[Records that describe figures]
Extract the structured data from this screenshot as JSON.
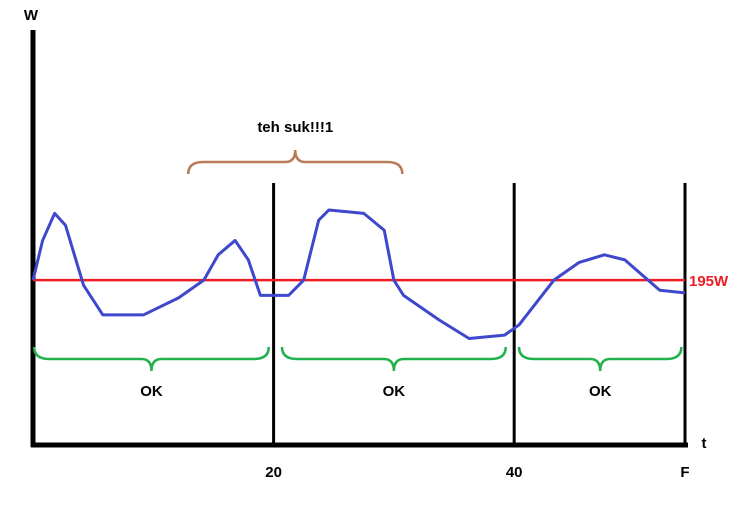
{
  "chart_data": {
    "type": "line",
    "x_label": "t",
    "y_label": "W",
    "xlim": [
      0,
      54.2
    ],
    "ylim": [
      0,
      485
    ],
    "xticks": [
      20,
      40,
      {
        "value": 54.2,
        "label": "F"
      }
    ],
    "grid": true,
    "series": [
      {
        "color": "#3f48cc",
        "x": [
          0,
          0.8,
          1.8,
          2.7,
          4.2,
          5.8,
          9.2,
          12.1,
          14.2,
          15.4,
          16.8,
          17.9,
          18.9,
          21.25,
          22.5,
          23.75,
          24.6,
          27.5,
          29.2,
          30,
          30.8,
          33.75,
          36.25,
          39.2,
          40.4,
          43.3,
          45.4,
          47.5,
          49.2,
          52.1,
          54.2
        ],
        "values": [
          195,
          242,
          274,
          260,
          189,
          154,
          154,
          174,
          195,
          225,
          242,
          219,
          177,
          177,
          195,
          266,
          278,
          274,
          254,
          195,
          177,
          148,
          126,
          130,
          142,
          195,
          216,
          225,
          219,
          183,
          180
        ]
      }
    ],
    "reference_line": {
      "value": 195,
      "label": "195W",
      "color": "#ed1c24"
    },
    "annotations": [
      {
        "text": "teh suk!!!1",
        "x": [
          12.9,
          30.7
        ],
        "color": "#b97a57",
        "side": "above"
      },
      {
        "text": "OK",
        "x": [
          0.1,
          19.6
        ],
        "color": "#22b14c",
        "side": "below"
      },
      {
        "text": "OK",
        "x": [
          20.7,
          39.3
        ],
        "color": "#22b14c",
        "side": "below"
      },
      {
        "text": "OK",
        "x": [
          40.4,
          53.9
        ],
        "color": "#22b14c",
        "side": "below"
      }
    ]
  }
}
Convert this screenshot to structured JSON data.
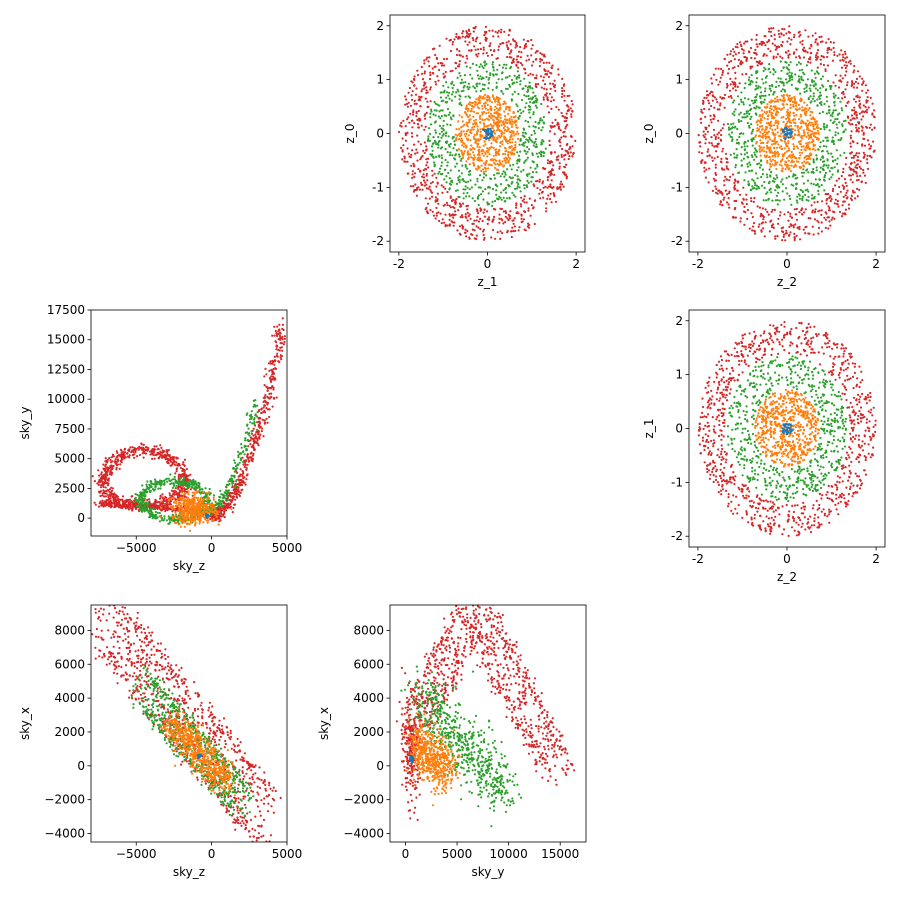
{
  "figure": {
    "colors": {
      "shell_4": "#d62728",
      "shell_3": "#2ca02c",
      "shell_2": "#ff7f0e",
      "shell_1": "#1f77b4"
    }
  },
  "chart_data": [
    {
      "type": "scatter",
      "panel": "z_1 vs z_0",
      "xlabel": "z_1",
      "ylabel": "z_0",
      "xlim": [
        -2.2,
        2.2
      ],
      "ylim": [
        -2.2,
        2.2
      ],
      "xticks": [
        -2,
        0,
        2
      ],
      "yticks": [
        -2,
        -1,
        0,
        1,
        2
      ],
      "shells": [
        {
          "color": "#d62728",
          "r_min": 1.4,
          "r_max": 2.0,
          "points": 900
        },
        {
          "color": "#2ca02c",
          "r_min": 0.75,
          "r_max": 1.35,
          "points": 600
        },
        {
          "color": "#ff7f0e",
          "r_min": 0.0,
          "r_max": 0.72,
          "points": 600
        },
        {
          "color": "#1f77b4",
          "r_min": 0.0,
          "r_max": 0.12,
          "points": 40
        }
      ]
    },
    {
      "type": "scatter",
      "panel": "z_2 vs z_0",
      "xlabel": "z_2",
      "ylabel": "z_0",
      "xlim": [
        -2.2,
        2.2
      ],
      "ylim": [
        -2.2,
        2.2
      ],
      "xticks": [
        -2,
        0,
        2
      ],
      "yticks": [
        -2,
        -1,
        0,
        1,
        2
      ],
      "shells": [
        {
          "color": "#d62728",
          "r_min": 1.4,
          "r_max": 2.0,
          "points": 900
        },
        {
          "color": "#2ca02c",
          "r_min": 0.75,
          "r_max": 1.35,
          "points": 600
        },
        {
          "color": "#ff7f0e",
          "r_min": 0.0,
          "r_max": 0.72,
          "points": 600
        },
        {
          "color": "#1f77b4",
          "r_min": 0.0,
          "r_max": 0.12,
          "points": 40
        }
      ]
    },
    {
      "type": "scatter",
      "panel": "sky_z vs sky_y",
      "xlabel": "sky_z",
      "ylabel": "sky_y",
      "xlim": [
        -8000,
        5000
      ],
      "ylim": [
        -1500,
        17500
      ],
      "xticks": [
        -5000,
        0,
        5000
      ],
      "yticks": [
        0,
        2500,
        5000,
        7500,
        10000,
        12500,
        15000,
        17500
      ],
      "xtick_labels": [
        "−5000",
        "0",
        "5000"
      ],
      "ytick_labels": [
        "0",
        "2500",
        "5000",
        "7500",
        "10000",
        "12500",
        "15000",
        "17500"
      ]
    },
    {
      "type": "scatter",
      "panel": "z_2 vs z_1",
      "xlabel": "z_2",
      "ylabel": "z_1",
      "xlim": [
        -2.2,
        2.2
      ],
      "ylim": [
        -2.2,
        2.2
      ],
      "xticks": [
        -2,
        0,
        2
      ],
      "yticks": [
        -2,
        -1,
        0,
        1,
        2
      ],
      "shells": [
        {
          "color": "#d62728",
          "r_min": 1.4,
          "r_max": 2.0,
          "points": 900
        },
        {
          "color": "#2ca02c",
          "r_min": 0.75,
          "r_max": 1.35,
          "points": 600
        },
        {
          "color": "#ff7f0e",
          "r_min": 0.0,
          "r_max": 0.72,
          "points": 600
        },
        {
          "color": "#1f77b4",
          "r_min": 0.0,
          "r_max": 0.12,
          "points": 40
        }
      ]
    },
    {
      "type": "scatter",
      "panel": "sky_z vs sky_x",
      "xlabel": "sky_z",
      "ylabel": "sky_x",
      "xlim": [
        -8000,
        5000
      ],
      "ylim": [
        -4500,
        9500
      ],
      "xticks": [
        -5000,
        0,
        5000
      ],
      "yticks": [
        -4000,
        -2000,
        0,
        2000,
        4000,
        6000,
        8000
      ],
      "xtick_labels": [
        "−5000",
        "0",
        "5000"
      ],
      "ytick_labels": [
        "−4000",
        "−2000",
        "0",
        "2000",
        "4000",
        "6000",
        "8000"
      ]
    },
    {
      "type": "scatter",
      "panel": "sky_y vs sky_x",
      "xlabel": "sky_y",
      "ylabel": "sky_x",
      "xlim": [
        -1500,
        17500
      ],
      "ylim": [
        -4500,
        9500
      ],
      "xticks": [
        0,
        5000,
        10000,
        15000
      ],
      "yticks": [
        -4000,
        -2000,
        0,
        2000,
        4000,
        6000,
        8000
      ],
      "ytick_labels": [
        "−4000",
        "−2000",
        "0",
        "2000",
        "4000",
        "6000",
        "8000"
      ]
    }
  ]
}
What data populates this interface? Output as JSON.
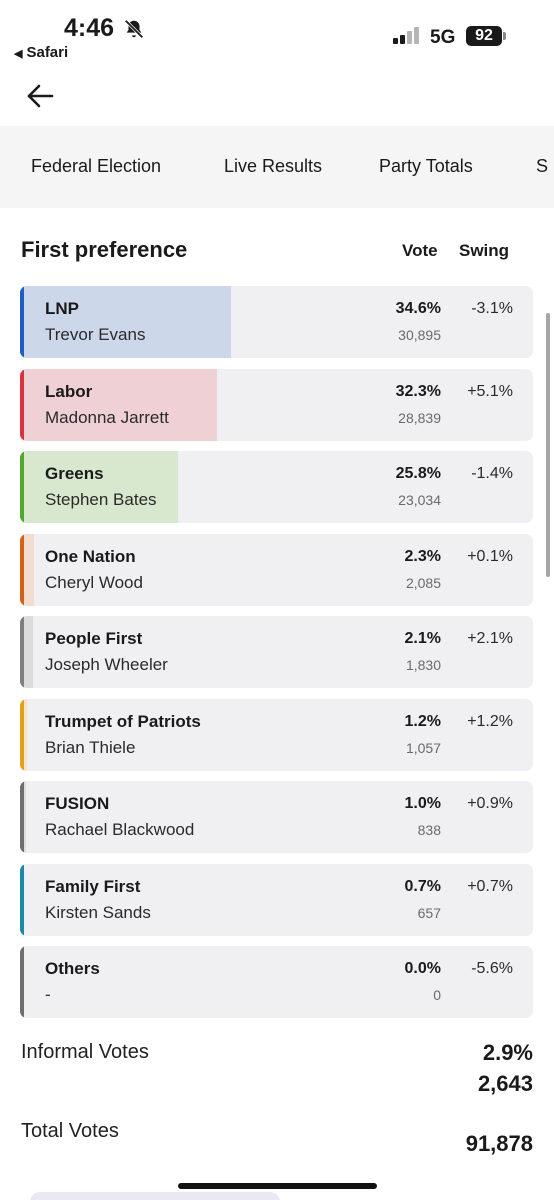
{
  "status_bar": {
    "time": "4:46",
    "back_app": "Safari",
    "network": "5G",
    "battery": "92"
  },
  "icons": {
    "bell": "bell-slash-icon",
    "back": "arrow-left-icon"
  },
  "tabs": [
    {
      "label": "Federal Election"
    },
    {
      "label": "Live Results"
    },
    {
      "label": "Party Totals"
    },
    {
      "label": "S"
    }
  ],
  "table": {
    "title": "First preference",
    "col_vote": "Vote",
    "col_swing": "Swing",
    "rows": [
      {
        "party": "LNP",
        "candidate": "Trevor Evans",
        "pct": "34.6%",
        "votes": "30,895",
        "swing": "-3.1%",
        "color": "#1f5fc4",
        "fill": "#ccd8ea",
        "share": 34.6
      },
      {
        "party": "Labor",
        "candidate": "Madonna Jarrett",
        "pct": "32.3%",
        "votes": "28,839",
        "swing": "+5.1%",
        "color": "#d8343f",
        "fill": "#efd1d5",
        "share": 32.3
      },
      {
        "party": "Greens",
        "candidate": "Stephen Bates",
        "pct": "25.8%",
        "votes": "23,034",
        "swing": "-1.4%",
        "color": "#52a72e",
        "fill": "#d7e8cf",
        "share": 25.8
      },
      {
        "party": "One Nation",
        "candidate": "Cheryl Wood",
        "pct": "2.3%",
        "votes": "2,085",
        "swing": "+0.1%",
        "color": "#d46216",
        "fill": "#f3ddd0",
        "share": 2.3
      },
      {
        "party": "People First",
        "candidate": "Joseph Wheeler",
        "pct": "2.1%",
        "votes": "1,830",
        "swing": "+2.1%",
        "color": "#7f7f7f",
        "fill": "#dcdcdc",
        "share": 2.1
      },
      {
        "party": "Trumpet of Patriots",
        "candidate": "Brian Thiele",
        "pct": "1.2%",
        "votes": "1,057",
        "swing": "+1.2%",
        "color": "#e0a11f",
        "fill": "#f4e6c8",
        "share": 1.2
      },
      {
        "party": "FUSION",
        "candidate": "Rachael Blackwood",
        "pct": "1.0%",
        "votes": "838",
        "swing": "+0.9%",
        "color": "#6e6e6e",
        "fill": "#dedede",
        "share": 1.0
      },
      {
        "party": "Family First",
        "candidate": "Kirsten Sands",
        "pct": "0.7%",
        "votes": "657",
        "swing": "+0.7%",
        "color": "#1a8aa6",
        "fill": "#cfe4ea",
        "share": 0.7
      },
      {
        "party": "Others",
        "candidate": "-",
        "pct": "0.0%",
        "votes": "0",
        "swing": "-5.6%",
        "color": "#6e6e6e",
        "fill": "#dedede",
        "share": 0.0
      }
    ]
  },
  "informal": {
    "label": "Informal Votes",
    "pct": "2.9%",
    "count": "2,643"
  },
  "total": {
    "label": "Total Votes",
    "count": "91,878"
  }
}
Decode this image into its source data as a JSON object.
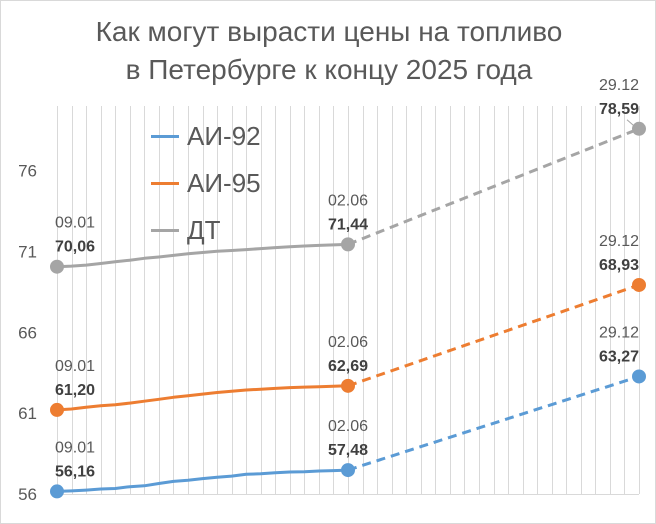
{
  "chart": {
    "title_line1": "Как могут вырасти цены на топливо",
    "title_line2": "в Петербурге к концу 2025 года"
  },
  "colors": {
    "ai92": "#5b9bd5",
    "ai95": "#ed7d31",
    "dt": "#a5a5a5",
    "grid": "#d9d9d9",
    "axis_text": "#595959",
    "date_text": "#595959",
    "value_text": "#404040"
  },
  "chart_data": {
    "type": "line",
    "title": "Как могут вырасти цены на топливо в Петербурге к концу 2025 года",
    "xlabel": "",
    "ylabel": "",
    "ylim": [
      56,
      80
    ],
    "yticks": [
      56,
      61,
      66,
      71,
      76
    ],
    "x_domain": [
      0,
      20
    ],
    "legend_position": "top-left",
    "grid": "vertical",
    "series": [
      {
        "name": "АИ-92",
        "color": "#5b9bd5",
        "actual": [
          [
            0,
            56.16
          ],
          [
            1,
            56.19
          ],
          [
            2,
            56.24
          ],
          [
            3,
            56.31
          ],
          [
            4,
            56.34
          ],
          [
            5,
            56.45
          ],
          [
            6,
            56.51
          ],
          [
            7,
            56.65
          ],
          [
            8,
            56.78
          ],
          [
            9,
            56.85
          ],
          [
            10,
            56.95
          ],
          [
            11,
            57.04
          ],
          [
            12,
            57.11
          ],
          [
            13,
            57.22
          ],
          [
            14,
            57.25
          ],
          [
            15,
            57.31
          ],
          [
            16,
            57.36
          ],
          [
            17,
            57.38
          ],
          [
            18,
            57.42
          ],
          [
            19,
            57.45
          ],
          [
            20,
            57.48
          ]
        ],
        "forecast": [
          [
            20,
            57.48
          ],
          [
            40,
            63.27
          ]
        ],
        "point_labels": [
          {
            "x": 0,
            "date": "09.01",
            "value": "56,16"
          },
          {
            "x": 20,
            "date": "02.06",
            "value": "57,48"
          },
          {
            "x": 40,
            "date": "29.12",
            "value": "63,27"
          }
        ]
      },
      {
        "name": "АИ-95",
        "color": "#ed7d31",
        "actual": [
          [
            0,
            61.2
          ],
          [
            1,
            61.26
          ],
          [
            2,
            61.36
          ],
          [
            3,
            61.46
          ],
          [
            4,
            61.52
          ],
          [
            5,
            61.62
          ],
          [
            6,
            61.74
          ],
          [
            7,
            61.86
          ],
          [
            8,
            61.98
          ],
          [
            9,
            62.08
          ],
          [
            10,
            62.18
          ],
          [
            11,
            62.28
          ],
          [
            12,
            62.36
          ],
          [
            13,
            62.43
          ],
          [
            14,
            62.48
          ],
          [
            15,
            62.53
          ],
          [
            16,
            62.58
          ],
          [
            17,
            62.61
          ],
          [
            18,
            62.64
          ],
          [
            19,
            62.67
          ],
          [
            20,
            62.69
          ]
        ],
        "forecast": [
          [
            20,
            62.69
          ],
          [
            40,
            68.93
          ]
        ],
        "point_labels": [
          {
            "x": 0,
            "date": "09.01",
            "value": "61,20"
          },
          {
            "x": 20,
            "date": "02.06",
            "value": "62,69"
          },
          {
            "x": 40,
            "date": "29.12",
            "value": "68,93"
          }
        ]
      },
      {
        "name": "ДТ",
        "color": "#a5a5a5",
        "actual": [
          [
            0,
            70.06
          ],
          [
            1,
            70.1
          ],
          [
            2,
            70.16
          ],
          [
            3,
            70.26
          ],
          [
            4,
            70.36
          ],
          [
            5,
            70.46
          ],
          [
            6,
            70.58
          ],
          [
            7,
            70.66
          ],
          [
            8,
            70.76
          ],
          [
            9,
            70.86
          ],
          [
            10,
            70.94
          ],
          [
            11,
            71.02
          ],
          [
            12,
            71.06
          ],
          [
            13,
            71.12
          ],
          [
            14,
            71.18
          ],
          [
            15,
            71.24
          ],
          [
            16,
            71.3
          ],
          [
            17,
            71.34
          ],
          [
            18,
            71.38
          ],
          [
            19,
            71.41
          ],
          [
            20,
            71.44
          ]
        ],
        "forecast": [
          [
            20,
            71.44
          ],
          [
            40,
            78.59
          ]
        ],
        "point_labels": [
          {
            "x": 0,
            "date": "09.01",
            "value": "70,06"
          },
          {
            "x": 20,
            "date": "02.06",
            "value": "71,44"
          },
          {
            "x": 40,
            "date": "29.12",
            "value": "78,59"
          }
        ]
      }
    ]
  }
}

**The exercise**
Copy out the lines in which the string "this" appears.

**Answer to the task**
Extract the structured data from this screenshot as JSON.
Convert this screenshot to structured JSON data.
What data populates this interface? Output as JSON.
Decode this image into its source data as a JSON object.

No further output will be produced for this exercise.